▸ WRITTEN PROBLEM: Only the lines from the line holding "Read all visible content and emit it as JSON." to the last line should be output, each exactly as given.

▸ DATASET ENTRIES:
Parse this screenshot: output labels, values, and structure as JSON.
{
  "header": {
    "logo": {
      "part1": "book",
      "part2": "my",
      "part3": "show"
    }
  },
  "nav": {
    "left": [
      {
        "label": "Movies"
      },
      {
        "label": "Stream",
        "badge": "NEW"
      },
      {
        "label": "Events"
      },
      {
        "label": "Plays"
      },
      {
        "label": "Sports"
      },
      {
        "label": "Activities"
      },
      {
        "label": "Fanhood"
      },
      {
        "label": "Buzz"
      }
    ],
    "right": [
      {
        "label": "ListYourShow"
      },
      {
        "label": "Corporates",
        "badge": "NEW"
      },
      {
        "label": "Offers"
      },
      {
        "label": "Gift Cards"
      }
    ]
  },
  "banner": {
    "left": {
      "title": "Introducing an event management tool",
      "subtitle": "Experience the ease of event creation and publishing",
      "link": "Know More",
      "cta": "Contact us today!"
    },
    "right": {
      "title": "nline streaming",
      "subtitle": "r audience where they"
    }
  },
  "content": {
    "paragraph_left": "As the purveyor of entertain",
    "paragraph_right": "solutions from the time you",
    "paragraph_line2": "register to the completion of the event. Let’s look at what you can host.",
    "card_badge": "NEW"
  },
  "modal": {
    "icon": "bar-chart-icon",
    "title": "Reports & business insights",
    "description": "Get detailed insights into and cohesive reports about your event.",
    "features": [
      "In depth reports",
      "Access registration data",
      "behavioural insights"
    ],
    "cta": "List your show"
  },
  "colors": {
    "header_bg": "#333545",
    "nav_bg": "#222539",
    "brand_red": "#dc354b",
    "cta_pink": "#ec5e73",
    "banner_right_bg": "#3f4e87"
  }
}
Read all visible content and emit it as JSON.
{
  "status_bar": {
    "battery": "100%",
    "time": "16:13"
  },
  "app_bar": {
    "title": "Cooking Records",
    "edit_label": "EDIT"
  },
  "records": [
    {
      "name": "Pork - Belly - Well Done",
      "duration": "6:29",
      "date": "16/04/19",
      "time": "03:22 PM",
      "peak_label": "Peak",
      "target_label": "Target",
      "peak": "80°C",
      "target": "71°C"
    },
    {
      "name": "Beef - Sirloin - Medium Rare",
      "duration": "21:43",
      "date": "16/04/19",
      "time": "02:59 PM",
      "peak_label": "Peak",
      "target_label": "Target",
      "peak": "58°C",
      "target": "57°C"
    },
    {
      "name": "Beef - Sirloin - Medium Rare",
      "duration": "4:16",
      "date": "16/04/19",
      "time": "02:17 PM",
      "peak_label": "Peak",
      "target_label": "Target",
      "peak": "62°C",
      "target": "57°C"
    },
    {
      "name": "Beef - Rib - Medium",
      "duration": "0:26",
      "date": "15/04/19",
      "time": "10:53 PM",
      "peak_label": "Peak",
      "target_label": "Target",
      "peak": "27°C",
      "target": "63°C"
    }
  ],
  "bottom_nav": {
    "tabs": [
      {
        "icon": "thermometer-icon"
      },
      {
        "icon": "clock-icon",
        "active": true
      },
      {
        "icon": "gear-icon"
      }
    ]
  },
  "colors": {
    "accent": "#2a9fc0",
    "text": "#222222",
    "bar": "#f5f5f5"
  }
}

▸ PROBLEM SOLUTION:
Read all visible content and emit it as JSON.
{
  "status_bar": {
    "battery": "100%",
    "time": "16:13"
  },
  "app_bar": {
    "title": "Cooking Records",
    "edit_label": "EDIT"
  },
  "records": [
    {
      "name": "Pork - Belly - Well Done",
      "duration": "6:29",
      "date": "16/04/19",
      "time": "03:22 PM",
      "peak_label": "Peak",
      "target_label": "Target",
      "peak": "80°C",
      "target": "71°C"
    },
    {
      "name": "Beef - Sirloin - Medium Rare",
      "duration": "21:43",
      "date": "16/04/19",
      "time": "02:59 PM",
      "peak_label": "Peak",
      "target_label": "Target",
      "peak": "58°C",
      "target": "57°C"
    },
    {
      "name": "Beef - Sirloin - Medium Rare",
      "duration": "4:16",
      "date": "16/04/19",
      "time": "02:17 PM",
      "peak_label": "Peak",
      "target_label": "Target",
      "peak": "62°C",
      "target": "57°C"
    },
    {
      "name": "Beef - Rib - Medium",
      "duration": "0:26",
      "date": "15/04/19",
      "time": "10:53 PM",
      "peak_label": "Peak",
      "target_label": "Target",
      "peak": "27°C",
      "target": "63°C"
    }
  ],
  "bottom_nav": {
    "tabs": [
      {
        "icon": "thermometer-icon"
      },
      {
        "icon": "clock-icon",
        "active": true
      },
      {
        "icon": "gear-icon"
      }
    ]
  },
  "colors": {
    "accent": "#2a9fc0",
    "text": "#222222",
    "bar": "#f5f5f5"
  }
}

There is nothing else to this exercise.